◆ Description of the task:
Among the entries below, find the lines with "Profit" and copy them.

[Figure content listings]
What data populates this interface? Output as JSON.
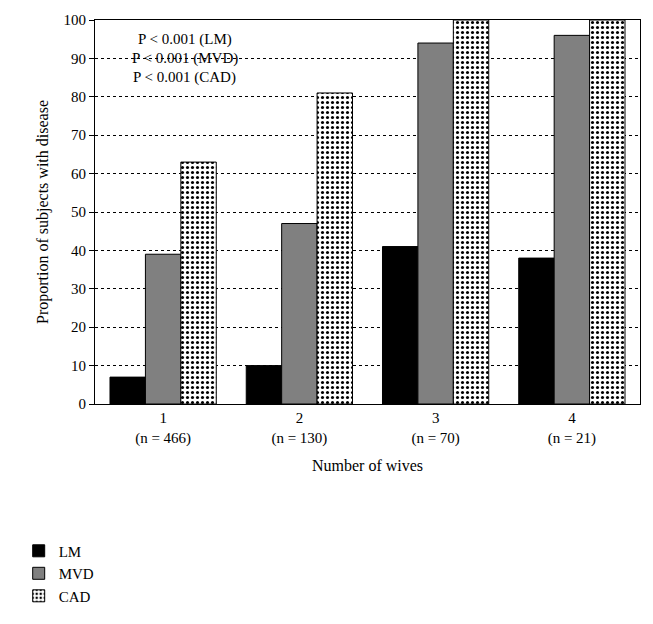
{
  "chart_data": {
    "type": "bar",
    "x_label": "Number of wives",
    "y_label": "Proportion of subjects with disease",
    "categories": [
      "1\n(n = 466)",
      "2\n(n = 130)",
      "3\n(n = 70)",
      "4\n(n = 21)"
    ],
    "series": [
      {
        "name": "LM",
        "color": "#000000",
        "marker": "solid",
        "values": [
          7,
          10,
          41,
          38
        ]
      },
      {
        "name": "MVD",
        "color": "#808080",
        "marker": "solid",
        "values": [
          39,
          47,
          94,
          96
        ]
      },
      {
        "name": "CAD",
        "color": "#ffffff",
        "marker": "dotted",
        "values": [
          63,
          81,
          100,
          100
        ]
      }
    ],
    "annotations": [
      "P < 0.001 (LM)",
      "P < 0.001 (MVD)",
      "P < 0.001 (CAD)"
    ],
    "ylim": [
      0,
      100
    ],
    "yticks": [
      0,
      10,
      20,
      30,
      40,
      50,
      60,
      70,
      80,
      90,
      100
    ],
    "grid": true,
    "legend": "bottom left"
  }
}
--
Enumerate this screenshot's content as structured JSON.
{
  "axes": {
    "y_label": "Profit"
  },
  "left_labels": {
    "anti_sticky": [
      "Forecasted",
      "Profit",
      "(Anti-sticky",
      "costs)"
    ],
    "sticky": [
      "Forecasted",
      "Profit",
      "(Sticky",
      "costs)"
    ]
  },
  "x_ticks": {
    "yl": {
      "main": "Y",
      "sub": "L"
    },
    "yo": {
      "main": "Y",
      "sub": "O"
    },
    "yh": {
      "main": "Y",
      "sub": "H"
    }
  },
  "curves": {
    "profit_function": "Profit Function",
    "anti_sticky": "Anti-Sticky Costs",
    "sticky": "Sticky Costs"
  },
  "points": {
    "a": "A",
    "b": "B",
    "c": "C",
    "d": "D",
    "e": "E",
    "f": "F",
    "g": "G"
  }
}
...
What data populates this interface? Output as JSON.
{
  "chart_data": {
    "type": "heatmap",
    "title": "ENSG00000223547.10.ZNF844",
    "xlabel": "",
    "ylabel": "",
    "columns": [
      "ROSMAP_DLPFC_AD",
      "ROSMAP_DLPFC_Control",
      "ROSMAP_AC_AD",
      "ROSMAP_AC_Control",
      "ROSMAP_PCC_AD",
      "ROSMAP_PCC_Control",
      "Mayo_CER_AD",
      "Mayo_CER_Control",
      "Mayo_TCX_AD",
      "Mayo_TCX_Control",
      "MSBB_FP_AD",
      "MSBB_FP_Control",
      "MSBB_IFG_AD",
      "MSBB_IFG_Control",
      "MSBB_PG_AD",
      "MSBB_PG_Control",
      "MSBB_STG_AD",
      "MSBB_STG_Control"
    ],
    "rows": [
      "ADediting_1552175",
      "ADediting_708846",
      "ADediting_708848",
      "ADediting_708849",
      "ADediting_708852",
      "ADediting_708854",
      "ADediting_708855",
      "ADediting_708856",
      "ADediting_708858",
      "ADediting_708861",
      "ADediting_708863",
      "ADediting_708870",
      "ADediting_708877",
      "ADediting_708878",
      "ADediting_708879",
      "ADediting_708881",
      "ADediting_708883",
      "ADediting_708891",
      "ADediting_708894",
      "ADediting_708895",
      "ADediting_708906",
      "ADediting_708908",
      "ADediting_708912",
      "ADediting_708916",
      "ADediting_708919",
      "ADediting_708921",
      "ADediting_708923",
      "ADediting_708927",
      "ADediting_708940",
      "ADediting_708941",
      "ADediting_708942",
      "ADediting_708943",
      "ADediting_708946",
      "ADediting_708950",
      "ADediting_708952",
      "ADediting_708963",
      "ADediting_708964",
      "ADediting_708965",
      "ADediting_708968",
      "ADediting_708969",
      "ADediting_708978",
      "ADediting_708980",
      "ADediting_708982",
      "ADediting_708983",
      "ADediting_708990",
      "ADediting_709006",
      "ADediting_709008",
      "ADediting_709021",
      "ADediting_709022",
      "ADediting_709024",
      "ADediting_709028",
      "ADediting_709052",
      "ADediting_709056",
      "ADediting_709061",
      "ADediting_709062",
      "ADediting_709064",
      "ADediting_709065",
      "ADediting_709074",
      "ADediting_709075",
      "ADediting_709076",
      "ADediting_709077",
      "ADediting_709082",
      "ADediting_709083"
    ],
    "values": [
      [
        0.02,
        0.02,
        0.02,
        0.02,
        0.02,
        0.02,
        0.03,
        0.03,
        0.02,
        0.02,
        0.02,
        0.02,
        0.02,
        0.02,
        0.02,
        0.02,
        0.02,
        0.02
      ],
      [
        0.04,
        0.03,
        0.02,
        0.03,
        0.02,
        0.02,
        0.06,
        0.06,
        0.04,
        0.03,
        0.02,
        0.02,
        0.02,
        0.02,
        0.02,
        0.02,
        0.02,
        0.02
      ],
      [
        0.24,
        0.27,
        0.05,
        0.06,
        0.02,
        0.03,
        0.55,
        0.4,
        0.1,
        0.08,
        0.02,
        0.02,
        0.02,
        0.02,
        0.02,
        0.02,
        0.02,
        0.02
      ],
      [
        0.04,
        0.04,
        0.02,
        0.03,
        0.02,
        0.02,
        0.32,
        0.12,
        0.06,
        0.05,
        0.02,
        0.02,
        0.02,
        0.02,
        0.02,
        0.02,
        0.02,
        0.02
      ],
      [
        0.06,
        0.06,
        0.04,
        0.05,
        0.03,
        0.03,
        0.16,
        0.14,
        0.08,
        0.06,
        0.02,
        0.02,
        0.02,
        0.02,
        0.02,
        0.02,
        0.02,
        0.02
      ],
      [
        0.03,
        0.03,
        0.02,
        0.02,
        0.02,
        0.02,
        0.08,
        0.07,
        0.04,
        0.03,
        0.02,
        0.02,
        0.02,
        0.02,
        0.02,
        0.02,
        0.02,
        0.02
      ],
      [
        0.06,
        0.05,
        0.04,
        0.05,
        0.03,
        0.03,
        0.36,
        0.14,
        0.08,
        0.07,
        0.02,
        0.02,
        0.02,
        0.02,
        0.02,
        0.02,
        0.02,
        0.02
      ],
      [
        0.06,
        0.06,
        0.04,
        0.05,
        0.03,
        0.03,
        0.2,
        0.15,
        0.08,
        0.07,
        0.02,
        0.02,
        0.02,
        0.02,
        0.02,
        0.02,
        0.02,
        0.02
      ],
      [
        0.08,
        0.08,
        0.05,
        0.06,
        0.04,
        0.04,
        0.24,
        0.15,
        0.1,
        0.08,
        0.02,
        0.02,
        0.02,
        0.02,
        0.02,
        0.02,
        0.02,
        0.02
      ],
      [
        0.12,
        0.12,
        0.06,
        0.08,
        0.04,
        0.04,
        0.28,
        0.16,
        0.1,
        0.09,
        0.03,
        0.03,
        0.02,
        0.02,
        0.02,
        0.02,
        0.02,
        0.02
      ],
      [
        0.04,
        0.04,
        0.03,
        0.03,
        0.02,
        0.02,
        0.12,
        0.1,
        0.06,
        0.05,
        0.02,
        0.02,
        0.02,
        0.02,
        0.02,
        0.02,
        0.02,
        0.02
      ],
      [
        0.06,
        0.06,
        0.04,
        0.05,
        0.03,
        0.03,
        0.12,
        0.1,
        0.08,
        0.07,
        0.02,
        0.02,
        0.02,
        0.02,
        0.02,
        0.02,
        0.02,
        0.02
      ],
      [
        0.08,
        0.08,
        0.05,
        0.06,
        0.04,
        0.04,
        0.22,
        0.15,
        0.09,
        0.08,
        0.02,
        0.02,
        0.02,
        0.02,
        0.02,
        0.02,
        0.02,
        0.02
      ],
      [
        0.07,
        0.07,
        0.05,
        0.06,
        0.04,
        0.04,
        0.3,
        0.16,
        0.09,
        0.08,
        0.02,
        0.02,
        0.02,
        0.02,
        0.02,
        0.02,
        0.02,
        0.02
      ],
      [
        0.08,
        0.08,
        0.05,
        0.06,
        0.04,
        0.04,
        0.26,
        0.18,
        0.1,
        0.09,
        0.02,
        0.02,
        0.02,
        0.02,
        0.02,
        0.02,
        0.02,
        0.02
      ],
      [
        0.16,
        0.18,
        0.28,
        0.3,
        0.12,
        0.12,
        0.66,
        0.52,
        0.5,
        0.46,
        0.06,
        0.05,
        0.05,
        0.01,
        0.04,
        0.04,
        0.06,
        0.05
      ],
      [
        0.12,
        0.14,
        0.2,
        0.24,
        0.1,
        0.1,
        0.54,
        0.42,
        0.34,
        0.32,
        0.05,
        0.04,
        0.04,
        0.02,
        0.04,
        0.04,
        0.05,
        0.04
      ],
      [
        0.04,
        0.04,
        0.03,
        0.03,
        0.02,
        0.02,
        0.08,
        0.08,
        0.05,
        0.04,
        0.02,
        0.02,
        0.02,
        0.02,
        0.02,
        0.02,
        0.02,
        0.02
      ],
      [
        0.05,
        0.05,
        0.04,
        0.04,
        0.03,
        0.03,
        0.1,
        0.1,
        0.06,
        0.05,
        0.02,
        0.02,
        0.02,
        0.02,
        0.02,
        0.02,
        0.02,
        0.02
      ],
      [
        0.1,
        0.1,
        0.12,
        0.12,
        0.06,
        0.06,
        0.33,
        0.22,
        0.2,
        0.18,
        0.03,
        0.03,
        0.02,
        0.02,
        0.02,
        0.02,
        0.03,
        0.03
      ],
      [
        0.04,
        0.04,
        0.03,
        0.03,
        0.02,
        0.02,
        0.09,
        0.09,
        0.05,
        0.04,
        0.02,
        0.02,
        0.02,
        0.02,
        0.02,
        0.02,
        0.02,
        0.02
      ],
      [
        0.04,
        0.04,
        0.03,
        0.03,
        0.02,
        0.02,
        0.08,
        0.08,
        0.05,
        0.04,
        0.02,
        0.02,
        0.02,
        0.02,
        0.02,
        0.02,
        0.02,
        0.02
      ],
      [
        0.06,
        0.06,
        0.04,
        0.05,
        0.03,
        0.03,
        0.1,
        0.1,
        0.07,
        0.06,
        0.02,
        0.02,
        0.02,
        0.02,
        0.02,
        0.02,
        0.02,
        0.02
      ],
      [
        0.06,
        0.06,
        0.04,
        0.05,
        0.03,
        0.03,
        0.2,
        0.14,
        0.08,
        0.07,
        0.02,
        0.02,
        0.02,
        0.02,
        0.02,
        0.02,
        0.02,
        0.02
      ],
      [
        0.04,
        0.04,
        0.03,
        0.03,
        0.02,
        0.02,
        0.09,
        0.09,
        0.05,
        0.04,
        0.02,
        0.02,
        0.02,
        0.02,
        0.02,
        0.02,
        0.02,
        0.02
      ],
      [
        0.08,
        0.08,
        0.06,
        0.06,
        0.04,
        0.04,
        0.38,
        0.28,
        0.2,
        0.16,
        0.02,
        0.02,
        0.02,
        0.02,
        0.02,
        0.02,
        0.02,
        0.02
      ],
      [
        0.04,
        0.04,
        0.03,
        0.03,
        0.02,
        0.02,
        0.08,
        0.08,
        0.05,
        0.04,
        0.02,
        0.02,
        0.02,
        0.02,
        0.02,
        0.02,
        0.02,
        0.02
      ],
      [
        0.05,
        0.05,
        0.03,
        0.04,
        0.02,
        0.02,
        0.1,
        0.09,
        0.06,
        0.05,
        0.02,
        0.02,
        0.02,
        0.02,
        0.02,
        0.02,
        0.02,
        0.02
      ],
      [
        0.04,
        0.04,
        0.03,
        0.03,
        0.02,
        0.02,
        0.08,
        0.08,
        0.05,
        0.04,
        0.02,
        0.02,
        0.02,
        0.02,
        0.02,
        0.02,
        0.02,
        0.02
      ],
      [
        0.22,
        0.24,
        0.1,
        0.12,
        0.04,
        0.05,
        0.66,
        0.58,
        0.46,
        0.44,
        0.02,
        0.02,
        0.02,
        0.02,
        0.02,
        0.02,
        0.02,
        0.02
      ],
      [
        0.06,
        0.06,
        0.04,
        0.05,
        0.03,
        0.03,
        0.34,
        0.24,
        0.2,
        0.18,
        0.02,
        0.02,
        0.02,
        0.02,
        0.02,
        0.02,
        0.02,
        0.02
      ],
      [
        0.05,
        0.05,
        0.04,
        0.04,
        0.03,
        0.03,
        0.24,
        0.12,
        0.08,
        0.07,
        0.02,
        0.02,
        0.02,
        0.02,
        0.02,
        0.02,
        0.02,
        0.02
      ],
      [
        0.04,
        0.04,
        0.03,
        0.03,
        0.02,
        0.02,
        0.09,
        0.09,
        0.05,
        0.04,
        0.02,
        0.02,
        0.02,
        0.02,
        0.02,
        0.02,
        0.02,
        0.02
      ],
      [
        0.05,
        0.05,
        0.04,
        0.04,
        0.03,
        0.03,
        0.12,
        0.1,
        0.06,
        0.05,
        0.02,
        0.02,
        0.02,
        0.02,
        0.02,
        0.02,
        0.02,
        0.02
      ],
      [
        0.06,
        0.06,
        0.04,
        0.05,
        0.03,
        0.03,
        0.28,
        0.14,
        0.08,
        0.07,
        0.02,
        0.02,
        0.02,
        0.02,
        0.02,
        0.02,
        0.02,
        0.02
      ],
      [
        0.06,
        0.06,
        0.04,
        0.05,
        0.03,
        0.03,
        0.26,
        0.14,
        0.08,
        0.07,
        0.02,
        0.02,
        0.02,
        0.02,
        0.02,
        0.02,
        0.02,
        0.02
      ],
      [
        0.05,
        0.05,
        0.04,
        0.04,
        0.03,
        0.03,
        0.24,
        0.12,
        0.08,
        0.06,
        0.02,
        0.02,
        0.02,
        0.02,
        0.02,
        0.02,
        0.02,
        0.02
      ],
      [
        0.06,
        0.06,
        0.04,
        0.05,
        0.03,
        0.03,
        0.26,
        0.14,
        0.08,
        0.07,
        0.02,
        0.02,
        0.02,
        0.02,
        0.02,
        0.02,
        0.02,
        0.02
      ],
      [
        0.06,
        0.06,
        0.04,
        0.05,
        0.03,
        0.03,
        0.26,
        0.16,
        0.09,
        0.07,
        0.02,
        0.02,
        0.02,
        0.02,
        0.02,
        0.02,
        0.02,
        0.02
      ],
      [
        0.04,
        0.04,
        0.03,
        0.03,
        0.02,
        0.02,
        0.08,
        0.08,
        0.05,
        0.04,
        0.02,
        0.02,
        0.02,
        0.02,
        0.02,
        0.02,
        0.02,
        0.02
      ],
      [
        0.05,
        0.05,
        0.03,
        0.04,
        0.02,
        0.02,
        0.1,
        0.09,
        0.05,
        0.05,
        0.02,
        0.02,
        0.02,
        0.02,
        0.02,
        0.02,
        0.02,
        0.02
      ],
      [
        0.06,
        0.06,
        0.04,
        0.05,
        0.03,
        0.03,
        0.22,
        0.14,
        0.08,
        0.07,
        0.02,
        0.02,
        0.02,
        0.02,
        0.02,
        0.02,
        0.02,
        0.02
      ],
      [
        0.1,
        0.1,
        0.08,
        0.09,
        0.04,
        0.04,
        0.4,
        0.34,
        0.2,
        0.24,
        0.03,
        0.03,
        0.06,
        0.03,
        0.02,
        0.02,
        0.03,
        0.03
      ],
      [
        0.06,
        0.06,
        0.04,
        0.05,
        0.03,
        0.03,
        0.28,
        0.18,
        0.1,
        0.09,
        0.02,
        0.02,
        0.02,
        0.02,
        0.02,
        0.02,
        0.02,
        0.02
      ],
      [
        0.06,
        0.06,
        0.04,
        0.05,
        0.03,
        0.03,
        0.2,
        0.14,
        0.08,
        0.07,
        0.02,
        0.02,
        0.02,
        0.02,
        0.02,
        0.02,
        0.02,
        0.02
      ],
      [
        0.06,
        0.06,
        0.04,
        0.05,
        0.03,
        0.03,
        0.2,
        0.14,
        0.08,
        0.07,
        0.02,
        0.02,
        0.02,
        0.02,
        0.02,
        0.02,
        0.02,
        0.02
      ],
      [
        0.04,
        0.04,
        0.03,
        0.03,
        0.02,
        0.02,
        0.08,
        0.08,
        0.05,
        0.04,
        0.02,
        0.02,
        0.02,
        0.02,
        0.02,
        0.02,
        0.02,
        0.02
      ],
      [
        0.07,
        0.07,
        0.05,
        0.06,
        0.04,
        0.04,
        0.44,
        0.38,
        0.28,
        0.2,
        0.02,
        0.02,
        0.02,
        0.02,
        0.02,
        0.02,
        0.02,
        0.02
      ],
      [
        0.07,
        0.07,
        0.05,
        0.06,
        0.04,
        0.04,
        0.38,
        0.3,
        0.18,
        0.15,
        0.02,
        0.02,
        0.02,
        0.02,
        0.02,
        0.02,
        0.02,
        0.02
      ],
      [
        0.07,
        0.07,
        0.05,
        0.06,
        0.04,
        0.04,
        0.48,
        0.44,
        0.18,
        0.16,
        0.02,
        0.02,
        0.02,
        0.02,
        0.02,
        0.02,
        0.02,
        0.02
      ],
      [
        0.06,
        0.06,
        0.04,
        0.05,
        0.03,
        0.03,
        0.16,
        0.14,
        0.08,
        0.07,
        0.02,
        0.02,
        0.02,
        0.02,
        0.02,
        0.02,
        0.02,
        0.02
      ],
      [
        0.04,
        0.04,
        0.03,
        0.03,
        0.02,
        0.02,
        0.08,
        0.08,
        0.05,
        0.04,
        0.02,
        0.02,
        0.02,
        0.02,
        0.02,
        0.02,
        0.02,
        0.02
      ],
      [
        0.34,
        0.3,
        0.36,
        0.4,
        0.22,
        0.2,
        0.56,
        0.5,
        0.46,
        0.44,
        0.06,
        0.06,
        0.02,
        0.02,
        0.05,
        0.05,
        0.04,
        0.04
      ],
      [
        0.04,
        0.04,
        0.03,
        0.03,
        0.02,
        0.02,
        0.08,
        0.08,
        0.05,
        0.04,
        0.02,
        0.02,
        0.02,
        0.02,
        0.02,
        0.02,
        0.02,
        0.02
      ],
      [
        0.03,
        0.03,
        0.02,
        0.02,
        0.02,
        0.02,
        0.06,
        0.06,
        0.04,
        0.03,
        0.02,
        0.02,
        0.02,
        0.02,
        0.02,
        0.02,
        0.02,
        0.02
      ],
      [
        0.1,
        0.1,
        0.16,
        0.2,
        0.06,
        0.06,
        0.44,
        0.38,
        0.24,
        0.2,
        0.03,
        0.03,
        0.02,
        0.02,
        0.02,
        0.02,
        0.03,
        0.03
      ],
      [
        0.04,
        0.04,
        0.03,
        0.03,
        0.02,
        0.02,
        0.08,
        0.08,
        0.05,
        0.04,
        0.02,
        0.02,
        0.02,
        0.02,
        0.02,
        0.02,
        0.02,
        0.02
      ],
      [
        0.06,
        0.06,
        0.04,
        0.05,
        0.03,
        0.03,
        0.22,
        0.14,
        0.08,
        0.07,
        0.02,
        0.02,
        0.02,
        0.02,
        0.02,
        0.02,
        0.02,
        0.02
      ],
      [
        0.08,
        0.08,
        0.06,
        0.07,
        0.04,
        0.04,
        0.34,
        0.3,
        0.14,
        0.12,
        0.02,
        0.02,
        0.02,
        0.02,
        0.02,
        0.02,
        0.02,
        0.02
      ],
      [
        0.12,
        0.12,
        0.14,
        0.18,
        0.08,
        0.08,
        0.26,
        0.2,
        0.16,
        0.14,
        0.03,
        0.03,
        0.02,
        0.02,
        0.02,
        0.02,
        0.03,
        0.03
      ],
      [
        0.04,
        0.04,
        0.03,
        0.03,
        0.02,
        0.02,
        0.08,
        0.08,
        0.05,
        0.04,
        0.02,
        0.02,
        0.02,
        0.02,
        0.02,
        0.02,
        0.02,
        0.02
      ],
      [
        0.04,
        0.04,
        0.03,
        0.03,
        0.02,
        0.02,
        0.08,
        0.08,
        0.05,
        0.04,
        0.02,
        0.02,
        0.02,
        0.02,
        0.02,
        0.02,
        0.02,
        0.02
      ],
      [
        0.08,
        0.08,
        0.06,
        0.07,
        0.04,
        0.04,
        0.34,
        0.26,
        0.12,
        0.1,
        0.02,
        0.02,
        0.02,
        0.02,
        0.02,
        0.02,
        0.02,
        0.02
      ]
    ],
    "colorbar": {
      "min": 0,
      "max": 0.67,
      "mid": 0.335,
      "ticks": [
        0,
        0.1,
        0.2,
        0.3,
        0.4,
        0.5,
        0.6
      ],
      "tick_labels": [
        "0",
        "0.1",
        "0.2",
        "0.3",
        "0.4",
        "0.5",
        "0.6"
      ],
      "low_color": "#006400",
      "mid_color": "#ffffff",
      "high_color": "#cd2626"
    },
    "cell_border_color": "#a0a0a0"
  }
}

◆ Result for this exercise:
    "y_label": "Profit"
      "Profit",
      "Profit",
    "profit_function": "Profit Function",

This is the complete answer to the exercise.